PROBLEM DETAILS
In the listing below, how many lines contain the string "border"? Reply with the number alone.

======

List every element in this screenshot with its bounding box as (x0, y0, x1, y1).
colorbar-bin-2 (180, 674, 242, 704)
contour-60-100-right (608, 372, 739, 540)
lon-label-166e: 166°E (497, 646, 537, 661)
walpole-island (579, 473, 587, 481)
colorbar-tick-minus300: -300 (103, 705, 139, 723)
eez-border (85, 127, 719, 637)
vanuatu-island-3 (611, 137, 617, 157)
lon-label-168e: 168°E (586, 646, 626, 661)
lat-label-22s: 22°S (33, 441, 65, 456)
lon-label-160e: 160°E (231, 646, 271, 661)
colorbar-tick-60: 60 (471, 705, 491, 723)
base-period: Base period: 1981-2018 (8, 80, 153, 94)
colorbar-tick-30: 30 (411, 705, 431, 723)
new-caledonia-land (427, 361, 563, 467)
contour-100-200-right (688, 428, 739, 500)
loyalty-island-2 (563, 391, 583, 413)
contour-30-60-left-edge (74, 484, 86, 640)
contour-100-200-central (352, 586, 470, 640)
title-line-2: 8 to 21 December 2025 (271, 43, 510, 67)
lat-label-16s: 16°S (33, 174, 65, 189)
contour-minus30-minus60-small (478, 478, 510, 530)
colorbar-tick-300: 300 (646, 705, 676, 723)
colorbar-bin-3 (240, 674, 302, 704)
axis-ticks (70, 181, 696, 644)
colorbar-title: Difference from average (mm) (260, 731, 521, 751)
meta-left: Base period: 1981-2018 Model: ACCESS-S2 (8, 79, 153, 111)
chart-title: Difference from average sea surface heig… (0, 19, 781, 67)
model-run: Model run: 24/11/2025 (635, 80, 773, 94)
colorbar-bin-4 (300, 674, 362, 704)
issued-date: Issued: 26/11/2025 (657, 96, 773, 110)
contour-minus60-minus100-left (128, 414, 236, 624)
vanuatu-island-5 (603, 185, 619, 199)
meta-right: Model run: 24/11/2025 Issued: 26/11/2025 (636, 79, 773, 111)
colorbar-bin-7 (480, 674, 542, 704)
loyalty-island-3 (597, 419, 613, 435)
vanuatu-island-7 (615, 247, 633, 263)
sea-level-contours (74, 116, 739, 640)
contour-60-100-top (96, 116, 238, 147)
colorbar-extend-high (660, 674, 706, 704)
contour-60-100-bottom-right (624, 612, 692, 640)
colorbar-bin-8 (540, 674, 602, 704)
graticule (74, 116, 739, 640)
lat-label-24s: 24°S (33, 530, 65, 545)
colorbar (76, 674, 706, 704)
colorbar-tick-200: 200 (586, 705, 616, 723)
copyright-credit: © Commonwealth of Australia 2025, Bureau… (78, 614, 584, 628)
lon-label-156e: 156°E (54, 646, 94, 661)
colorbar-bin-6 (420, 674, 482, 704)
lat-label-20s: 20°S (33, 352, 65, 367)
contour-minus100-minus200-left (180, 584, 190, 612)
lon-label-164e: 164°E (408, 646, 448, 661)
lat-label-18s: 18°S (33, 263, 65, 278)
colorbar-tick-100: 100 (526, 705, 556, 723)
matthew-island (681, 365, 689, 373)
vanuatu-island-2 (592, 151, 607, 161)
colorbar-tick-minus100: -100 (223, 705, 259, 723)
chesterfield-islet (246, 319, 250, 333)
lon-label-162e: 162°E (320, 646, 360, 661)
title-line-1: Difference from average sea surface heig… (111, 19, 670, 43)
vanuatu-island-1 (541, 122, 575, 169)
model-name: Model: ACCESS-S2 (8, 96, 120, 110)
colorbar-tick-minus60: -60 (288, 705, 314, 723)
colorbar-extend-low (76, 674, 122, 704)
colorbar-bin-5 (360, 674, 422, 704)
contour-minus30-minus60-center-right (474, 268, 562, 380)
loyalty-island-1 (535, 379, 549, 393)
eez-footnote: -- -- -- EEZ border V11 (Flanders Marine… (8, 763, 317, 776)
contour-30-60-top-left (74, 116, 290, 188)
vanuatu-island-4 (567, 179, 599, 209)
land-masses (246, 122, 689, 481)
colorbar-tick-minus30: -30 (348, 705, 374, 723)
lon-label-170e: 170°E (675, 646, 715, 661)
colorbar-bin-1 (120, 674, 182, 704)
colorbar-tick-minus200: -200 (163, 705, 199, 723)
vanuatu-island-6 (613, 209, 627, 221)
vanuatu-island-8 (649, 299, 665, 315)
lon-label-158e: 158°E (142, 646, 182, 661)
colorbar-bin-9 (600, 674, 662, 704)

======

COMPLETE OUTPUT
2